What you have to do | Could you write out every entry exactly as it stands?

Dataset entries |
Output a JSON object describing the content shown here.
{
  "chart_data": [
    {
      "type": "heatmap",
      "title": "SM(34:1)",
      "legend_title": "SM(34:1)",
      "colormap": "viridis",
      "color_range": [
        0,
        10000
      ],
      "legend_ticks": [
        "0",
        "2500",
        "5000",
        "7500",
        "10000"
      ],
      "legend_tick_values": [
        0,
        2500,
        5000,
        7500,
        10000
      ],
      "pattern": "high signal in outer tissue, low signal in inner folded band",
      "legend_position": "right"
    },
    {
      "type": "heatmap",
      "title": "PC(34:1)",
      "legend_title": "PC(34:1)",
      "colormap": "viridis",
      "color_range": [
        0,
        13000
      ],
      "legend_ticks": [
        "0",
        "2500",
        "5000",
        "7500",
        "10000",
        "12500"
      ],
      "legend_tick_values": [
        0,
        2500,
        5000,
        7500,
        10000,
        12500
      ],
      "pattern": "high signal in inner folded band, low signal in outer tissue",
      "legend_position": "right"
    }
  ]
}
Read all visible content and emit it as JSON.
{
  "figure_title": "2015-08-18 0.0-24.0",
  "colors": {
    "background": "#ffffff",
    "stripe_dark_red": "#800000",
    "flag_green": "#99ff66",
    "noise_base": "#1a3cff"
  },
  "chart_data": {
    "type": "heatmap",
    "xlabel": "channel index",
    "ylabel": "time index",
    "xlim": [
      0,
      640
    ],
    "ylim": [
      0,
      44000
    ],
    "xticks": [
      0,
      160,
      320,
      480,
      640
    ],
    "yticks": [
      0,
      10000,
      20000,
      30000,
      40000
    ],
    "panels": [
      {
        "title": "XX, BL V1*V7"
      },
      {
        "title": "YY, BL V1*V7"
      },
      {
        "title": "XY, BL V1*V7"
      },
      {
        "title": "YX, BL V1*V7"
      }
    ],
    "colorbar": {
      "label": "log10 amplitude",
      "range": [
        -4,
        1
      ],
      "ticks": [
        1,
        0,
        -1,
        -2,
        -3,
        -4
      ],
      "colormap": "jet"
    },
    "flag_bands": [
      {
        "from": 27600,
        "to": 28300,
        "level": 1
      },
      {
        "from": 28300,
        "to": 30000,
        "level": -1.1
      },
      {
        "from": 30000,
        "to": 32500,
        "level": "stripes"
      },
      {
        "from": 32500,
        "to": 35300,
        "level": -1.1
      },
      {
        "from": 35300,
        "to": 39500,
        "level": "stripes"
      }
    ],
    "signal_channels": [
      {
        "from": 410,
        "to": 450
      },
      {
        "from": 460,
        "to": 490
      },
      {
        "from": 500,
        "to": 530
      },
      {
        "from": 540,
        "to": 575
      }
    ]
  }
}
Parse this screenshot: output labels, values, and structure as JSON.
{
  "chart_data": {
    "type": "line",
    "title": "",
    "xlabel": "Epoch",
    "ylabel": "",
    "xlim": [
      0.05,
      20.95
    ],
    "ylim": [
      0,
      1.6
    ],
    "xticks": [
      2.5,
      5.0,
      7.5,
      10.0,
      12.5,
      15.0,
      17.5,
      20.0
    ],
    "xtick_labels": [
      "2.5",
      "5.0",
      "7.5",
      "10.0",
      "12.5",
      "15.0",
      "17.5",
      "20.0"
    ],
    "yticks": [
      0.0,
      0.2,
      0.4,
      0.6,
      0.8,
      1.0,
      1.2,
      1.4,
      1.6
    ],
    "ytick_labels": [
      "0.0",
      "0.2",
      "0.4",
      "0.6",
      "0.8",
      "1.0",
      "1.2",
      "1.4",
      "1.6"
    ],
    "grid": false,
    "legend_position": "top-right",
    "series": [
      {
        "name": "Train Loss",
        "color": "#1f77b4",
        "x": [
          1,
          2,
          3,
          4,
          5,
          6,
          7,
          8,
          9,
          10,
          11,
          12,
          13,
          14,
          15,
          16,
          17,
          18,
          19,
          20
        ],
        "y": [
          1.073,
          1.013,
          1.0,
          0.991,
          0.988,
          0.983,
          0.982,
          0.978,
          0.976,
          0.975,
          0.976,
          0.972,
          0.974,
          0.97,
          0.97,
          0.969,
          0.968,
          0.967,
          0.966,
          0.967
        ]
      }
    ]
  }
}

Response to the task |
Output a JSON object describing the content shown here.
{
  "chart_data": [
    {
      "type": "heatmap",
      "title": "SM(34:1)",
      "legend_title": "SM(34:1)",
      "colormap": "viridis",
      "color_range": [
        0,
        10000
      ],
      "legend_ticks": [
        "0",
        "2500",
        "5000",
        "7500",
        "10000"
      ],
      "legend_tick_values": [
        0,
        2500,
        5000,
        7500,
        10000
      ],
      "pattern": "high signal in outer tissue, low signal in inner folded band",
      "legend_position": "right"
    },
    {
      "type": "heatmap",
      "title": "PC(34:1)",
      "legend_title": "PC(34:1)",
      "colormap": "viridis",
      "color_range": [
        0,
        13000
      ],
      "legend_ticks": [
        "0",
        "2500",
        "5000",
        "7500",
        "10000",
        "12500"
      ],
      "legend_tick_values": [
        0,
        2500,
        5000,
        7500,
        10000,
        12500
      ],
      "pattern": "high signal in inner folded band, low signal in outer tissue",
      "legend_position": "right"
    }
  ]
}
Read all visible content and emit it as JSON.
{
  "figure_title": "2015-08-18 0.0-24.0",
  "colors": {
    "background": "#ffffff",
    "stripe_dark_red": "#800000",
    "flag_green": "#99ff66",
    "noise_base": "#1a3cff"
  },
  "chart_data": {
    "type": "heatmap",
    "xlabel": "channel index",
    "ylabel": "time index",
    "xlim": [
      0,
      640
    ],
    "ylim": [
      0,
      44000
    ],
    "xticks": [
      0,
      160,
      320,
      480,
      640
    ],
    "yticks": [
      0,
      10000,
      20000,
      30000,
      40000
    ],
    "panels": [
      {
        "title": "XX, BL V1*V7"
      },
      {
        "title": "YY, BL V1*V7"
      },
      {
        "title": "XY, BL V1*V7"
      },
      {
        "title": "YX, BL V1*V7"
      }
    ],
    "colorbar": {
      "label": "log10 amplitude",
      "range": [
        -4,
        1
      ],
      "ticks": [
        1,
        0,
        -1,
        -2,
        -3,
        -4
      ],
      "colormap": "jet"
    },
    "flag_bands": [
      {
        "from": 27600,
        "to": 28300,
        "level": 1
      },
      {
        "from": 28300,
        "to": 30000,
        "level": -1.1
      },
      {
        "from": 30000,
        "to": 32500,
        "level": "stripes"
      },
      {
        "from": 32500,
        "to": 35300,
        "level": -1.1
      },
      {
        "from": 35300,
        "to": 39500,
        "level": "stripes"
      }
    ],
    "signal_channels": [
      {
        "from": 410,
        "to": 450
      },
      {
        "from": 460,
        "to": 490
      },
      {
        "from": 500,
        "to": 530
      },
      {
        "from": 540,
        "to": 575
      }
    ]
  }
}
Parse this screenshot: output labels, values, and structure as JSON.
{
  "chart_data": {
    "type": "line",
    "title": "",
    "xlabel": "Epoch",
    "ylabel": "",
    "xlim": [
      0.05,
      20.95
    ],
    "ylim": [
      0,
      1.6
    ],
    "xticks": [
      2.5,
      5.0,
      7.5,
      10.0,
      12.5,
      15.0,
      17.5,
      20.0
    ],
    "xtick_labels": [
      "2.5",
      "5.0",
      "7.5",
      "10.0",
      "12.5",
      "15.0",
      "17.5",
      "20.0"
    ],
    "yticks": [
      0.0,
      0.2,
      0.4,
      0.6,
      0.8,
      1.0,
      1.2,
      1.4,
      1.6
    ],
    "ytick_labels": [
      "0.0",
      "0.2",
      "0.4",
      "0.6",
      "0.8",
      "1.0",
      "1.2",
      "1.4",
      "1.6"
    ],
    "grid": false,
    "legend_position": "top-right",
    "series": [
      {
        "name": "Train Loss",
        "color": "#1f77b4",
        "x": [
          1,
          2,
          3,
          4,
          5,
          6,
          7,
          8,
          9,
          10,
          11,
          12,
          13,
          14,
          15,
          16,
          17,
          18,
          19,
          20
        ],
        "y": [
          1.073,
          1.013,
          1.0,
          0.991,
          0.988,
          0.983,
          0.982,
          0.978,
          0.976,
          0.975,
          0.976,
          0.972,
          0.974,
          0.97,
          0.97,
          0.969,
          0.968,
          0.967,
          0.966,
          0.967
        ]
      }
    ]
  }
}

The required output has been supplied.